# What you are asked to do
Without further comment, state how many lines in the listing below contain the word "button".

--- begin Data ---

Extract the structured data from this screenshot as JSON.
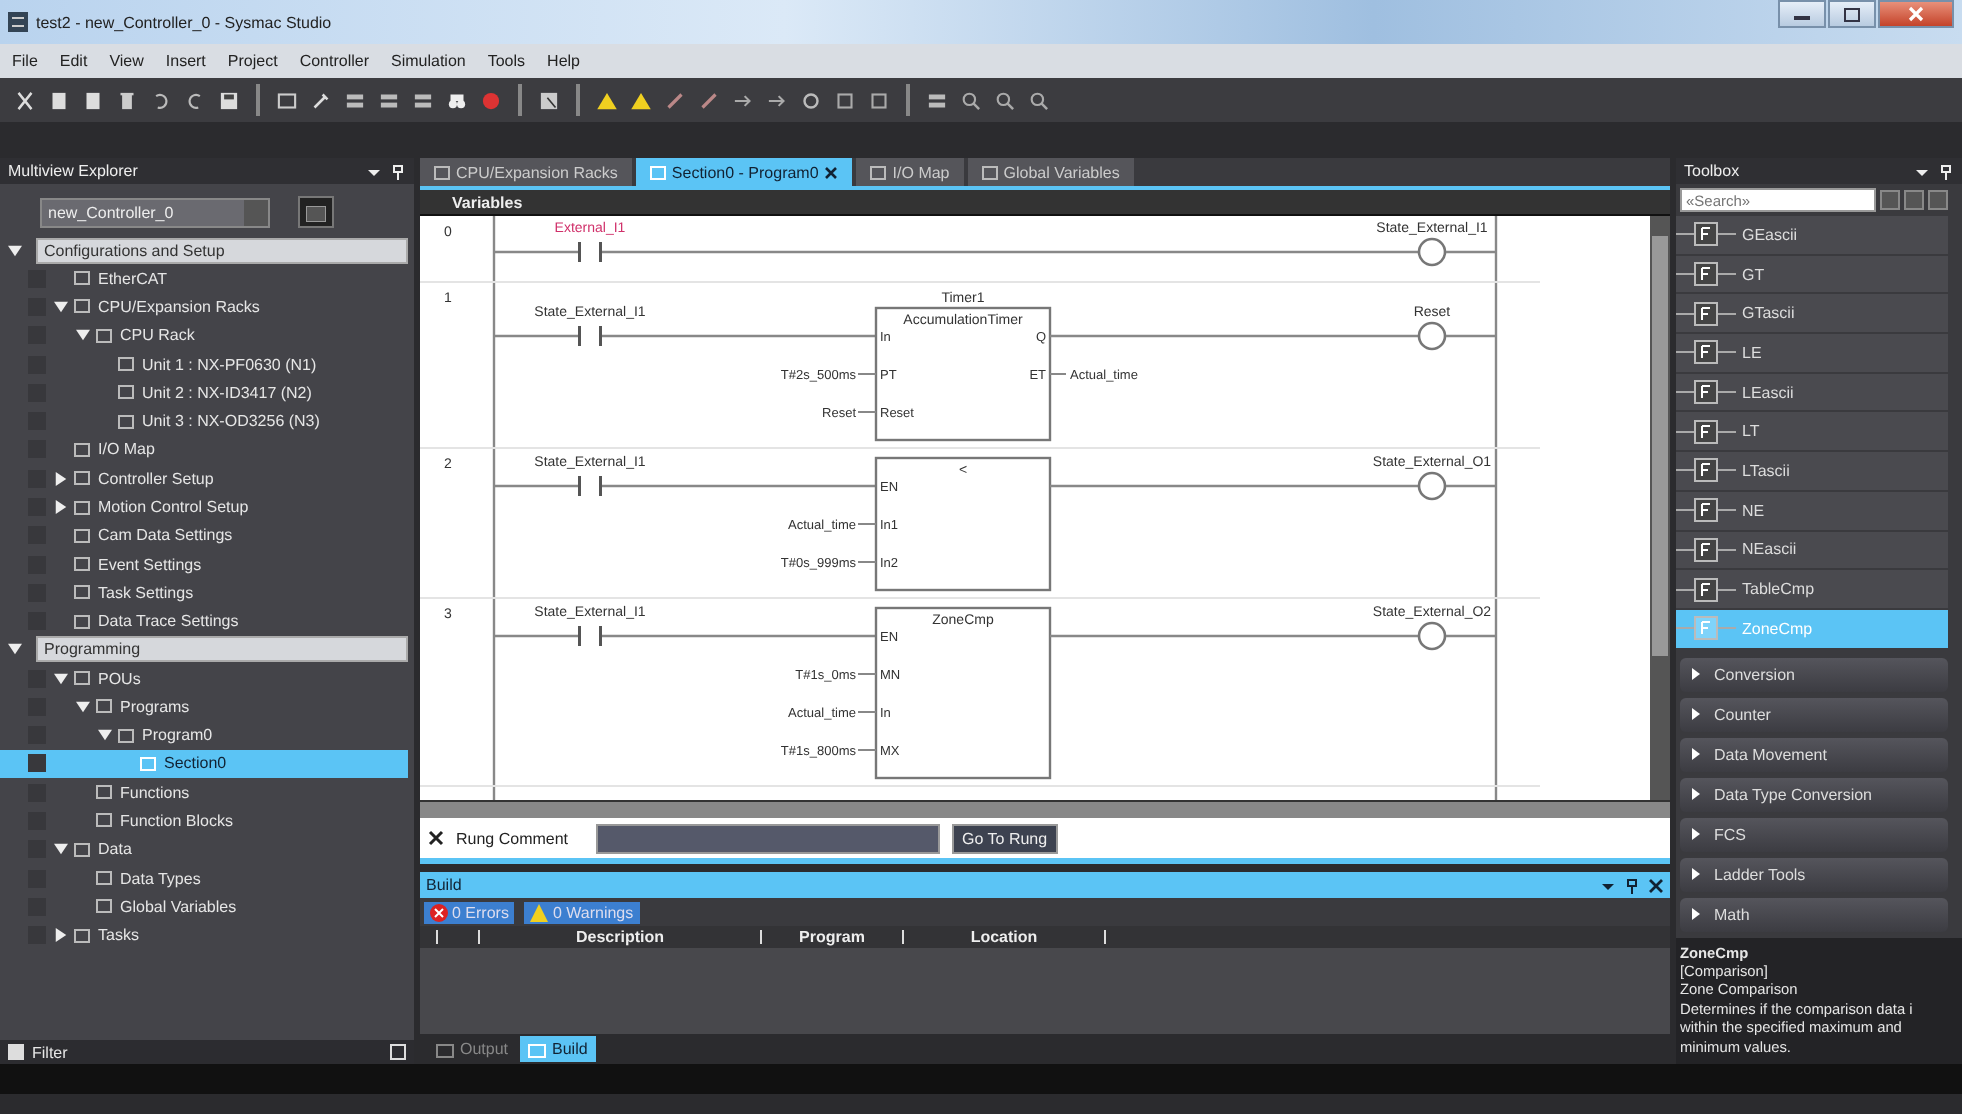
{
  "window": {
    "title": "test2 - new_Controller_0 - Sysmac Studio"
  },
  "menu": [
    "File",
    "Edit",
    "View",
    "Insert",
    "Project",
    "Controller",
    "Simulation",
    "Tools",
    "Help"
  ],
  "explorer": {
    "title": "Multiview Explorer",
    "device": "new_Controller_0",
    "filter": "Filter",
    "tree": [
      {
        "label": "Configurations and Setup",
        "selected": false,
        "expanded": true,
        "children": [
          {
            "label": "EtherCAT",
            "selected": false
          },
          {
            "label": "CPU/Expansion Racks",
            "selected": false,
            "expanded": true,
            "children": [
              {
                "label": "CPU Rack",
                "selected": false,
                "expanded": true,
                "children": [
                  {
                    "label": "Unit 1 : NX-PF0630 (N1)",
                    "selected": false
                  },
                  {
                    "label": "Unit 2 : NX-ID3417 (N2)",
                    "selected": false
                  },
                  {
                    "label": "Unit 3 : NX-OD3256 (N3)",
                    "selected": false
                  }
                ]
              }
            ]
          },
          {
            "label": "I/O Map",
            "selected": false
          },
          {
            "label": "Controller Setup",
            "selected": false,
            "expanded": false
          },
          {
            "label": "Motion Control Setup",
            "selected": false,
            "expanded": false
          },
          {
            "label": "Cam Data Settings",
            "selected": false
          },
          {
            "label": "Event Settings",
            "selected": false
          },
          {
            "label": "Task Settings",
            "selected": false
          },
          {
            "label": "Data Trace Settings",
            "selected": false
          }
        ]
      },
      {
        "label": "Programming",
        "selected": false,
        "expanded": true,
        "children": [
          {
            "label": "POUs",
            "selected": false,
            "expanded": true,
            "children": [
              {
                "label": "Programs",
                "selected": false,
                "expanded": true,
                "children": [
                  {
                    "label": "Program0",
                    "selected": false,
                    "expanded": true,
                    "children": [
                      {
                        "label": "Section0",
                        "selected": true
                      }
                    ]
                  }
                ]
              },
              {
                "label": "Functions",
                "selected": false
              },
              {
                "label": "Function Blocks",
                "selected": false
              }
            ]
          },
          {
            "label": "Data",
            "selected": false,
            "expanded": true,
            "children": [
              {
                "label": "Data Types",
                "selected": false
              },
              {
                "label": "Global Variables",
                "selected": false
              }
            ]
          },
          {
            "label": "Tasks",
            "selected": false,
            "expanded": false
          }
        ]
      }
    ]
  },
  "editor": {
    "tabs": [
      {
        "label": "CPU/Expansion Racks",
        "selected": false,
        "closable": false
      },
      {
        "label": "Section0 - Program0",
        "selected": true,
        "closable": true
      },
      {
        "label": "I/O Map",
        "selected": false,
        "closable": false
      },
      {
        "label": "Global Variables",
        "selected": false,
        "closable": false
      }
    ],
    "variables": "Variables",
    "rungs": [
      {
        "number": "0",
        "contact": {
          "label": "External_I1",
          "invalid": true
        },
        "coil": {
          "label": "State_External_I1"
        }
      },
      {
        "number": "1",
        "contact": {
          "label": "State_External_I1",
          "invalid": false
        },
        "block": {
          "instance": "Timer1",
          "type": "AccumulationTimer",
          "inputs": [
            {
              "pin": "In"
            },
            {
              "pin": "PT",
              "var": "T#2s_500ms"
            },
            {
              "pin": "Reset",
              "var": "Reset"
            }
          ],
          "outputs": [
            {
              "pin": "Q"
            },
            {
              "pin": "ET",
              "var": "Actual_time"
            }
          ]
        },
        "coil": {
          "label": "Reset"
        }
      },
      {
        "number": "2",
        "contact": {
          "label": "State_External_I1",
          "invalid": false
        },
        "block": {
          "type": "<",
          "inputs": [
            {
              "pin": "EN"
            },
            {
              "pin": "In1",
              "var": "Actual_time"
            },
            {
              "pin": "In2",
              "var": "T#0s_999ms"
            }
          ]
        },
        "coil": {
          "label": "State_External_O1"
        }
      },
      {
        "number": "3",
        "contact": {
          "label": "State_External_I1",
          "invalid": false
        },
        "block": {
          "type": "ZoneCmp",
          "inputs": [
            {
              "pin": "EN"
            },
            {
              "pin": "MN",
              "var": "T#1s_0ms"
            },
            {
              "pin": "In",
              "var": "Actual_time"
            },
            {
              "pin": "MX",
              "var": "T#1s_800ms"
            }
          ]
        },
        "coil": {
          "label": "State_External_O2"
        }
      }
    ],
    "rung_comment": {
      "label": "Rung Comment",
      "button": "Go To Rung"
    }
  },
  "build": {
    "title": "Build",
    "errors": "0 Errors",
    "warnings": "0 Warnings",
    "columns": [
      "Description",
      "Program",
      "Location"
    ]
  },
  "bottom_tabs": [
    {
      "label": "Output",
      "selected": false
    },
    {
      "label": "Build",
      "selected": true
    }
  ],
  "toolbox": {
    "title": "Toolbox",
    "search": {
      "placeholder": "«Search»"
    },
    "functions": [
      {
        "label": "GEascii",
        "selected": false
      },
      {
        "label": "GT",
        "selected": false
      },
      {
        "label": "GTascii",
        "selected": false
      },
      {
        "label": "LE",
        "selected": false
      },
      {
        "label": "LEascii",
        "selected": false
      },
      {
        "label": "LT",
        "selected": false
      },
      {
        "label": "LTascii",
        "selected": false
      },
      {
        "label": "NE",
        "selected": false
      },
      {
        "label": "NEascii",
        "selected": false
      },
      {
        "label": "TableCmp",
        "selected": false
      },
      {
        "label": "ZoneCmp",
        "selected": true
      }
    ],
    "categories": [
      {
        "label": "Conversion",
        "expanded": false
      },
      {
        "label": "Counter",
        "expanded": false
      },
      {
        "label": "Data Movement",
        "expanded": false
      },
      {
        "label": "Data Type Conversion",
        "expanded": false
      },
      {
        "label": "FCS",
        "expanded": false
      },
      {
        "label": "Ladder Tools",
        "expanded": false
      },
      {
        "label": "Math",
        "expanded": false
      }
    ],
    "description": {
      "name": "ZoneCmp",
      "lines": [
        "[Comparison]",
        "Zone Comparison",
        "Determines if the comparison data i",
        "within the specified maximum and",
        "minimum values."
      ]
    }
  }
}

--- end Data ---
--- begin Data ---

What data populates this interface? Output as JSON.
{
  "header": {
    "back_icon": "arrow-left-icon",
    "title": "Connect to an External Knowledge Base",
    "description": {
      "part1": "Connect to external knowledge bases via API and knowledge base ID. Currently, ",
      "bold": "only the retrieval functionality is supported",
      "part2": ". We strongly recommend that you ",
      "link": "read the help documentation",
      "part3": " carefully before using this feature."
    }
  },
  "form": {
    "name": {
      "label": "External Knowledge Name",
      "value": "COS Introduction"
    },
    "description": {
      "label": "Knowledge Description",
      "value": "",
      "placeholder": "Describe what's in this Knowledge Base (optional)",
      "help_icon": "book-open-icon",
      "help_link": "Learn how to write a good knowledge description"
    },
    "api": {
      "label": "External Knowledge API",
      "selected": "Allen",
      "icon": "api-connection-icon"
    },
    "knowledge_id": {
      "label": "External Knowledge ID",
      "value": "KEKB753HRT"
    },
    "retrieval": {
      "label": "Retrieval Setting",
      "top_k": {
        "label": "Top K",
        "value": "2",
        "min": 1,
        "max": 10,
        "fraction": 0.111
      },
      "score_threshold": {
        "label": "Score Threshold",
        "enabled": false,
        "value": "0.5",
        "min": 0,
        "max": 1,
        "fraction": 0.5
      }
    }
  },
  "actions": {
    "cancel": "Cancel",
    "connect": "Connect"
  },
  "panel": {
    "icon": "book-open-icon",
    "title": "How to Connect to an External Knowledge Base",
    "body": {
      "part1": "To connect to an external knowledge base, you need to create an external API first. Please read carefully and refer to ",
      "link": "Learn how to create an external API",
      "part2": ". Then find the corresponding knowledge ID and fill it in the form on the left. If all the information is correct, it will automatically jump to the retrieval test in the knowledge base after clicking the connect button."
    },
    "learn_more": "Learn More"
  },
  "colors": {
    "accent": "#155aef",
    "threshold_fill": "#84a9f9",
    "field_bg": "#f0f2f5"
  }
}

--- end Data ---

# Answer for the task
2